What you should do:
The records below must be output exactly, without pictures.

The records:
= = = = = = =

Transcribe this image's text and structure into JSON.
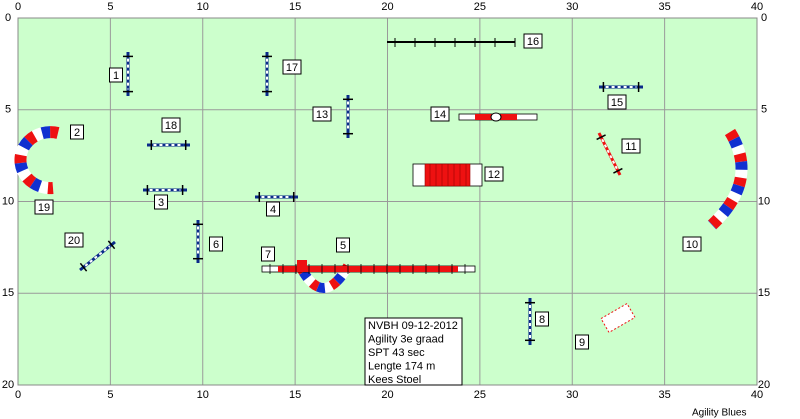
{
  "axes": {
    "xlim": [
      0,
      40
    ],
    "ylim": [
      0,
      20
    ],
    "xticks": [
      0,
      5,
      10,
      15,
      20,
      25,
      30,
      35,
      40
    ],
    "yticks": [
      0,
      5,
      10,
      15,
      20
    ]
  },
  "obstacles": [
    "1",
    "2",
    "3",
    "4",
    "5",
    "6",
    "7",
    "8",
    "9",
    "10",
    "11",
    "12",
    "13",
    "14",
    "15",
    "16",
    "17",
    "18",
    "19",
    "20"
  ],
  "info": [
    "NVBH 09-12-2012",
    "Agility 3e graad",
    "SPT 43 sec",
    "Lengte 174 m",
    "Kees Stoel"
  ],
  "footer": "Agility Blues"
}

= = = = = = =

Exercise result:
Transcribe this image's text and structure into JSON.
{
  "axes": {
    "xlim": [
      0,
      40
    ],
    "ylim": [
      0,
      20
    ],
    "xticks": [
      0,
      5,
      10,
      15,
      20,
      25,
      30,
      35,
      40
    ],
    "yticks": [
      0,
      5,
      10,
      15,
      20
    ]
  },
  "obstacles": [
    "1",
    "2",
    "3",
    "4",
    "5",
    "6",
    "7",
    "8",
    "9",
    "10",
    "11",
    "12",
    "13",
    "14",
    "15",
    "16",
    "17",
    "18",
    "19",
    "20"
  ],
  "info": [
    "NVBH 09-12-2012",
    "Agility 3e graad",
    "SPT 43 sec",
    "Lengte 174 m",
    "Kees Stoel"
  ],
  "footer": "Agility Blues"
}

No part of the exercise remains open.